◆ **CHALLENGE**
Return all lines below containing the word "chiếu".

◆ **A block of data**
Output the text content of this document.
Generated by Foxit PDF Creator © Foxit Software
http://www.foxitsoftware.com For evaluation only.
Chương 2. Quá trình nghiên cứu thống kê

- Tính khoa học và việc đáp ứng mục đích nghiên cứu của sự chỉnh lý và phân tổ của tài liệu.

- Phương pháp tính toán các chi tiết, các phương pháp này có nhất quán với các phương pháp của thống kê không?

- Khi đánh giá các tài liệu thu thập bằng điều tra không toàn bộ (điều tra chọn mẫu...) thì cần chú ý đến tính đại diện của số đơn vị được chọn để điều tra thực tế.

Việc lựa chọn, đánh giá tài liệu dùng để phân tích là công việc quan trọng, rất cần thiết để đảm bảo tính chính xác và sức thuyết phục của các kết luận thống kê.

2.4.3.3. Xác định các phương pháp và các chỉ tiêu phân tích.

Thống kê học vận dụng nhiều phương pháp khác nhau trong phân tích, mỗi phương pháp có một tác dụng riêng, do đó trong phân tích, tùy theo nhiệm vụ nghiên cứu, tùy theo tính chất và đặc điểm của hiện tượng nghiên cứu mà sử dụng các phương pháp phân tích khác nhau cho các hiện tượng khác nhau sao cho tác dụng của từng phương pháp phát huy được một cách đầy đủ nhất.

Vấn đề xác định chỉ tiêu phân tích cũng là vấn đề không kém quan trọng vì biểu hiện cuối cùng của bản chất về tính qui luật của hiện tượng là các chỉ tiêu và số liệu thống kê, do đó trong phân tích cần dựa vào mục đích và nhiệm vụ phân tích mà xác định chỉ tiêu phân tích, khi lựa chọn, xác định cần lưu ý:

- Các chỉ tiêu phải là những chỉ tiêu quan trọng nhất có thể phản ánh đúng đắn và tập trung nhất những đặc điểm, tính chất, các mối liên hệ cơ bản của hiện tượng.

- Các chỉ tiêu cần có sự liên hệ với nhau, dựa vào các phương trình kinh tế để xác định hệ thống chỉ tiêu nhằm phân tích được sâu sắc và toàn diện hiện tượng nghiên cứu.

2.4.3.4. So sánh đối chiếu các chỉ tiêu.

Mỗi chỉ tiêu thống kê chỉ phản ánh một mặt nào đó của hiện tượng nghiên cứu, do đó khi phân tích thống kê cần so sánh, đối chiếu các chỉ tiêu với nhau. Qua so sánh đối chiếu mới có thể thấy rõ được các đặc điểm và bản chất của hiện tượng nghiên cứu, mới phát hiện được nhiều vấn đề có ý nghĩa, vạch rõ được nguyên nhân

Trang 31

◆ **EXERCISE ANSWER**
2.4.3.4. So sánh đối chiếu các chỉ tiêu.
Mỗi chỉ tiêu thống kê chỉ phản ánh một mặt nào đó của hiện tượng nghiên cứu, do đó khi phân tích thống kê cần so sánh, đối chiếu các chỉ tiêu với nhau. Qua so sánh đối chiếu mới có thể thấy rõ được các đặc điểm và bản chất của hiện tượng nghiên cứu, mới phát hiện được nhiều vấn đề có ý nghĩa, vạch rõ được nguyên nhân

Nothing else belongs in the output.